* **Challenge**: Below are some records; retype all of them exactly.

* **Dataset content**:
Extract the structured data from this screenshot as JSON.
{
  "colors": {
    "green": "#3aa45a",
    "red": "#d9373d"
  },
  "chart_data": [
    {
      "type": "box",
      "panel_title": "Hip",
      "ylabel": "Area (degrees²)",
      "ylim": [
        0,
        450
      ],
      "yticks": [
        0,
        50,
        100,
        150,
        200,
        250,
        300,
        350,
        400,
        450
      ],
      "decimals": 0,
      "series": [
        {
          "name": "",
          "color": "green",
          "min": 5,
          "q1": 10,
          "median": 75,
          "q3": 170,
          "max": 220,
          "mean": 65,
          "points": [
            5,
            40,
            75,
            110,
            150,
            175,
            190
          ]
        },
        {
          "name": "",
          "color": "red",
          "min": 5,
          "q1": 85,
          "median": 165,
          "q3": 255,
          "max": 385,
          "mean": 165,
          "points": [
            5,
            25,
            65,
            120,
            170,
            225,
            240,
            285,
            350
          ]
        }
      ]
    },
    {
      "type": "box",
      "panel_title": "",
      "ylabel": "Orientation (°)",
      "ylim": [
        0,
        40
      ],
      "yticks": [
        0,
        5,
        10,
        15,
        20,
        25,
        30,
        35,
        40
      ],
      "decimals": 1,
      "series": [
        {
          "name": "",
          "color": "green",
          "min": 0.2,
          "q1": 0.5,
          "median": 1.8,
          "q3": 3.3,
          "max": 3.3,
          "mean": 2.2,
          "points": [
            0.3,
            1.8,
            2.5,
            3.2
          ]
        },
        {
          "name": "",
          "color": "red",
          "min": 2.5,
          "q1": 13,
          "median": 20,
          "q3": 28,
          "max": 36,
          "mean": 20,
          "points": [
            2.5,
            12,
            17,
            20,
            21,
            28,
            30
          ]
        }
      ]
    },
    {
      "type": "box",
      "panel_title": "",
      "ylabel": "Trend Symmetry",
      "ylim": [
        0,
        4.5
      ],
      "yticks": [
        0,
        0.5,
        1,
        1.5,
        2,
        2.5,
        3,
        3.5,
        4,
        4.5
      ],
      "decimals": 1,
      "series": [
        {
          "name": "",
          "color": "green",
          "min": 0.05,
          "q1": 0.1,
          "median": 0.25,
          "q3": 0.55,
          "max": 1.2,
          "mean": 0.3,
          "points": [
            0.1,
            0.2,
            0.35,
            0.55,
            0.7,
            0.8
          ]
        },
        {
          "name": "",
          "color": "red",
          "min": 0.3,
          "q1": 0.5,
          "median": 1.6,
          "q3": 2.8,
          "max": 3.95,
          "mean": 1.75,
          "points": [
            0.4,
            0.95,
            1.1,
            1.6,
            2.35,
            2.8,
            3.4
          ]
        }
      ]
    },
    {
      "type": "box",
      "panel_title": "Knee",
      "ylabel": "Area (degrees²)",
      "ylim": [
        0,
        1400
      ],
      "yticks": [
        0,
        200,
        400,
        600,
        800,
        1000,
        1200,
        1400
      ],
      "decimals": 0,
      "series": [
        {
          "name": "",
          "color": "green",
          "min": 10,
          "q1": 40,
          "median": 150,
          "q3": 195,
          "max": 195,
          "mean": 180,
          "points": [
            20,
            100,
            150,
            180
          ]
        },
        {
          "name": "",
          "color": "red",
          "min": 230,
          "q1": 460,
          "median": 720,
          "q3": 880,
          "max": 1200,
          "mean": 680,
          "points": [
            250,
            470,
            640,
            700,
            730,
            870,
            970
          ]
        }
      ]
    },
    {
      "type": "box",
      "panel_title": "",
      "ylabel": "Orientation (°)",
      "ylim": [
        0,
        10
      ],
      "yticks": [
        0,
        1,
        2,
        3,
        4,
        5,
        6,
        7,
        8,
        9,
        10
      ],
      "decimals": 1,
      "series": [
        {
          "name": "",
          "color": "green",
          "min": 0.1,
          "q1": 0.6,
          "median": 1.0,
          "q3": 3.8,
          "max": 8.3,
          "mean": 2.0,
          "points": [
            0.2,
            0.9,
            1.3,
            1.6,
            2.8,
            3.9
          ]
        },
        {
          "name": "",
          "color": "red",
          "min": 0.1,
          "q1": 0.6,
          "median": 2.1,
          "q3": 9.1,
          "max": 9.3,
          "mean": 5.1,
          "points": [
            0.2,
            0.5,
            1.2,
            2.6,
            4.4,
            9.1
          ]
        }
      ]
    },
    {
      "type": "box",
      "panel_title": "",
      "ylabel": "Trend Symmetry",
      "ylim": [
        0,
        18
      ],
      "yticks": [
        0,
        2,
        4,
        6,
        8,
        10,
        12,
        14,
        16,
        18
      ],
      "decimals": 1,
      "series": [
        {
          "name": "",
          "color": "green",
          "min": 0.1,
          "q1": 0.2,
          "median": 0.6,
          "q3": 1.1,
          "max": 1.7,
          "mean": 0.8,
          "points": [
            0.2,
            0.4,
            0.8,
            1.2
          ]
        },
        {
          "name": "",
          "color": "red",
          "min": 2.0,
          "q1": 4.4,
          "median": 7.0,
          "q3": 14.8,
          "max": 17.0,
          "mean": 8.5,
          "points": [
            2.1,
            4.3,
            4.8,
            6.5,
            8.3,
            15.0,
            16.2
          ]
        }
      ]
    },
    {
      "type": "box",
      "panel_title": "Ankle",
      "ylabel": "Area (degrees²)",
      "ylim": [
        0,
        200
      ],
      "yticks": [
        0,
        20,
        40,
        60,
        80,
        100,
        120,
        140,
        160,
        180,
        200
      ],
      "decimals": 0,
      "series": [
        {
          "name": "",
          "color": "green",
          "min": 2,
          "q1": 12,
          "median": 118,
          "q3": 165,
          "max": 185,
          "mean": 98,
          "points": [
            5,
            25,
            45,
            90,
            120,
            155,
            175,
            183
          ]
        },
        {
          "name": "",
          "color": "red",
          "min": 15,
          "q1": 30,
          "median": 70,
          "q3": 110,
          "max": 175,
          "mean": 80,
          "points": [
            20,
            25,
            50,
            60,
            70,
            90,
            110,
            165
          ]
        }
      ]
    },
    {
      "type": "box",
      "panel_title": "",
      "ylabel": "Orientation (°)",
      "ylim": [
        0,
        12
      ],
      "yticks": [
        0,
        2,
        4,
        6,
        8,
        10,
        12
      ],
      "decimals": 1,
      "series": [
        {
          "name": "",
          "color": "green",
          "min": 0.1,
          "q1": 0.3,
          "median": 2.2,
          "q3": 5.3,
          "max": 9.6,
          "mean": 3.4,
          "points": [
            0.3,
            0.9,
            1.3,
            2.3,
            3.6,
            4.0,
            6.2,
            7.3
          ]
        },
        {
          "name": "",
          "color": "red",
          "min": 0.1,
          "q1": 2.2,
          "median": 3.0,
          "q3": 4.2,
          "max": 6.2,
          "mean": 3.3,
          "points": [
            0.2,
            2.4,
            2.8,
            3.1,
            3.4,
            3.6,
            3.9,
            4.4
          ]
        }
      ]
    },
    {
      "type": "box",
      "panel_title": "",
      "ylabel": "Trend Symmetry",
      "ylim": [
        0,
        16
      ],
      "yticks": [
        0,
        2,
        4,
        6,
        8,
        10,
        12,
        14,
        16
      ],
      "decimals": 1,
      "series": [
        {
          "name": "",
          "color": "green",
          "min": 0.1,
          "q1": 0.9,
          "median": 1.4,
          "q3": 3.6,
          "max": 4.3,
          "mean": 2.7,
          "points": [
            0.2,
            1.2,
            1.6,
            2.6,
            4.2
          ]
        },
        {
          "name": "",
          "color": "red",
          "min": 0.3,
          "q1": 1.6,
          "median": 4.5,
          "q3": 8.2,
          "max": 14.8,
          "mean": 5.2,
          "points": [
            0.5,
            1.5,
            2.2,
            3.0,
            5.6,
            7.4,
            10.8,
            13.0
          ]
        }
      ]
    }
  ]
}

* **Answer to this task**:
Extract the structured data from this screenshot as JSON.
{
  "colors": {
    "green": "#3aa45a",
    "red": "#d9373d"
  },
  "chart_data": [
    {
      "type": "box",
      "panel_title": "Hip",
      "ylabel": "Area (degrees²)",
      "ylim": [
        0,
        450
      ],
      "yticks": [
        0,
        50,
        100,
        150,
        200,
        250,
        300,
        350,
        400,
        450
      ],
      "decimals": 0,
      "series": [
        {
          "name": "",
          "color": "green",
          "min": 5,
          "q1": 10,
          "median": 75,
          "q3": 170,
          "max": 220,
          "mean": 65,
          "points": [
            5,
            40,
            75,
            110,
            150,
            175,
            190
          ]
        },
        {
          "name": "",
          "color": "red",
          "min": 5,
          "q1": 85,
          "median": 165,
          "q3": 255,
          "max": 385,
          "mean": 165,
          "points": [
            5,
            25,
            65,
            120,
            170,
            225,
            240,
            285,
            350
          ]
        }
      ]
    },
    {
      "type": "box",
      "panel_title": "",
      "ylabel": "Orientation (°)",
      "ylim": [
        0,
        40
      ],
      "yticks": [
        0,
        5,
        10,
        15,
        20,
        25,
        30,
        35,
        40
      ],
      "decimals": 1,
      "series": [
        {
          "name": "",
          "color": "green",
          "min": 0.2,
          "q1": 0.5,
          "median": 1.8,
          "q3": 3.3,
          "max": 3.3,
          "mean": 2.2,
          "points": [
            0.3,
            1.8,
            2.5,
            3.2
          ]
        },
        {
          "name": "",
          "color": "red",
          "min": 2.5,
          "q1": 13,
          "median": 20,
          "q3": 28,
          "max": 36,
          "mean": 20,
          "points": [
            2.5,
            12,
            17,
            20,
            21,
            28,
            30
          ]
        }
      ]
    },
    {
      "type": "box",
      "panel_title": "",
      "ylabel": "Trend Symmetry",
      "ylim": [
        0,
        4.5
      ],
      "yticks": [
        0,
        0.5,
        1,
        1.5,
        2,
        2.5,
        3,
        3.5,
        4,
        4.5
      ],
      "decimals": 1,
      "series": [
        {
          "name": "",
          "color": "green",
          "min": 0.05,
          "q1": 0.1,
          "median": 0.25,
          "q3": 0.55,
          "max": 1.2,
          "mean": 0.3,
          "points": [
            0.1,
            0.2,
            0.35,
            0.55,
            0.7,
            0.8
          ]
        },
        {
          "name": "",
          "color": "red",
          "min": 0.3,
          "q1": 0.5,
          "median": 1.6,
          "q3": 2.8,
          "max": 3.95,
          "mean": 1.75,
          "points": [
            0.4,
            0.95,
            1.1,
            1.6,
            2.35,
            2.8,
            3.4
          ]
        }
      ]
    },
    {
      "type": "box",
      "panel_title": "Knee",
      "ylabel": "Area (degrees²)",
      "ylim": [
        0,
        1400
      ],
      "yticks": [
        0,
        200,
        400,
        600,
        800,
        1000,
        1200,
        1400
      ],
      "decimals": 0,
      "series": [
        {
          "name": "",
          "color": "green",
          "min": 10,
          "q1": 40,
          "median": 150,
          "q3": 195,
          "max": 195,
          "mean": 180,
          "points": [
            20,
            100,
            150,
            180
          ]
        },
        {
          "name": "",
          "color": "red",
          "min": 230,
          "q1": 460,
          "median": 720,
          "q3": 880,
          "max": 1200,
          "mean": 680,
          "points": [
            250,
            470,
            640,
            700,
            730,
            870,
            970
          ]
        }
      ]
    },
    {
      "type": "box",
      "panel_title": "",
      "ylabel": "Orientation (°)",
      "ylim": [
        0,
        10
      ],
      "yticks": [
        0,
        1,
        2,
        3,
        4,
        5,
        6,
        7,
        8,
        9,
        10
      ],
      "decimals": 1,
      "series": [
        {
          "name": "",
          "color": "green",
          "min": 0.1,
          "q1": 0.6,
          "median": 1.0,
          "q3": 3.8,
          "max": 8.3,
          "mean": 2.0,
          "points": [
            0.2,
            0.9,
            1.3,
            1.6,
            2.8,
            3.9
          ]
        },
        {
          "name": "",
          "color": "red",
          "min": 0.1,
          "q1": 0.6,
          "median": 2.1,
          "q3": 9.1,
          "max": 9.3,
          "mean": 5.1,
          "points": [
            0.2,
            0.5,
            1.2,
            2.6,
            4.4,
            9.1
          ]
        }
      ]
    },
    {
      "type": "box",
      "panel_title": "",
      "ylabel": "Trend Symmetry",
      "ylim": [
        0,
        18
      ],
      "yticks": [
        0,
        2,
        4,
        6,
        8,
        10,
        12,
        14,
        16,
        18
      ],
      "decimals": 1,
      "series": [
        {
          "name": "",
          "color": "green",
          "min": 0.1,
          "q1": 0.2,
          "median": 0.6,
          "q3": 1.1,
          "max": 1.7,
          "mean": 0.8,
          "points": [
            0.2,
            0.4,
            0.8,
            1.2
          ]
        },
        {
          "name": "",
          "color": "red",
          "min": 2.0,
          "q1": 4.4,
          "median": 7.0,
          "q3": 14.8,
          "max": 17.0,
          "mean": 8.5,
          "points": [
            2.1,
            4.3,
            4.8,
            6.5,
            8.3,
            15.0,
            16.2
          ]
        }
      ]
    },
    {
      "type": "box",
      "panel_title": "Ankle",
      "ylabel": "Area (degrees²)",
      "ylim": [
        0,
        200
      ],
      "yticks": [
        0,
        20,
        40,
        60,
        80,
        100,
        120,
        140,
        160,
        180,
        200
      ],
      "decimals": 0,
      "series": [
        {
          "name": "",
          "color": "green",
          "min": 2,
          "q1": 12,
          "median": 118,
          "q3": 165,
          "max": 185,
          "mean": 98,
          "points": [
            5,
            25,
            45,
            90,
            120,
            155,
            175,
            183
          ]
        },
        {
          "name": "",
          "color": "red",
          "min": 15,
          "q1": 30,
          "median": 70,
          "q3": 110,
          "max": 175,
          "mean": 80,
          "points": [
            20,
            25,
            50,
            60,
            70,
            90,
            110,
            165
          ]
        }
      ]
    },
    {
      "type": "box",
      "panel_title": "",
      "ylabel": "Orientation (°)",
      "ylim": [
        0,
        12
      ],
      "yticks": [
        0,
        2,
        4,
        6,
        8,
        10,
        12
      ],
      "decimals": 1,
      "series": [
        {
          "name": "",
          "color": "green",
          "min": 0.1,
          "q1": 0.3,
          "median": 2.2,
          "q3": 5.3,
          "max": 9.6,
          "mean": 3.4,
          "points": [
            0.3,
            0.9,
            1.3,
            2.3,
            3.6,
            4.0,
            6.2,
            7.3
          ]
        },
        {
          "name": "",
          "color": "red",
          "min": 0.1,
          "q1": 2.2,
          "median": 3.0,
          "q3": 4.2,
          "max": 6.2,
          "mean": 3.3,
          "points": [
            0.2,
            2.4,
            2.8,
            3.1,
            3.4,
            3.6,
            3.9,
            4.4
          ]
        }
      ]
    },
    {
      "type": "box",
      "panel_title": "",
      "ylabel": "Trend Symmetry",
      "ylim": [
        0,
        16
      ],
      "yticks": [
        0,
        2,
        4,
        6,
        8,
        10,
        12,
        14,
        16
      ],
      "decimals": 1,
      "series": [
        {
          "name": "",
          "color": "green",
          "min": 0.1,
          "q1": 0.9,
          "median": 1.4,
          "q3": 3.6,
          "max": 4.3,
          "mean": 2.7,
          "points": [
            0.2,
            1.2,
            1.6,
            2.6,
            4.2
          ]
        },
        {
          "name": "",
          "color": "red",
          "min": 0.3,
          "q1": 1.6,
          "median": 4.5,
          "q3": 8.2,
          "max": 14.8,
          "mean": 5.2,
          "points": [
            0.5,
            1.5,
            2.2,
            3.0,
            5.6,
            7.4,
            10.8,
            13.0
          ]
        }
      ]
    }
  ]
}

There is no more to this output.